(Records from a dataset)
>>>

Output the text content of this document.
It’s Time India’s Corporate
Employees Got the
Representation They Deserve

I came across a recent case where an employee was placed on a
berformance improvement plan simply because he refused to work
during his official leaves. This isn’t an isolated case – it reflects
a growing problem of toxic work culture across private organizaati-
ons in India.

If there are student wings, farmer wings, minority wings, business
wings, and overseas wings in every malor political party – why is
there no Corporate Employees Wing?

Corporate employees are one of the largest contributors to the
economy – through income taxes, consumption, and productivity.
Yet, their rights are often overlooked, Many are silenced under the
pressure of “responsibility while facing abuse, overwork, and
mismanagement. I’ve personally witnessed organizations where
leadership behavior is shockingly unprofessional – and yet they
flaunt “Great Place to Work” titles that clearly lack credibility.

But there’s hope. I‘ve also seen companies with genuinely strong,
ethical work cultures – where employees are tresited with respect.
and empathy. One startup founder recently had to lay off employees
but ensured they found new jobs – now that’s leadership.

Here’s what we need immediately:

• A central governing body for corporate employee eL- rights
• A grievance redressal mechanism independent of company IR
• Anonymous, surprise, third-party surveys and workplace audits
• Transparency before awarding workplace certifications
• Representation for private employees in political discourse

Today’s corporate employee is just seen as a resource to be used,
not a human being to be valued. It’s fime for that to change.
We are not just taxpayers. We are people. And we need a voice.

<<<

PROBLEM STATEMENT.
Check every line of the data, and copy the ones that contain "wings".

SOLUTION TO THE PROBLEM.
If there are student wings, farmer wings, minority wings, business
wings, and overseas wings in every malor political party – why is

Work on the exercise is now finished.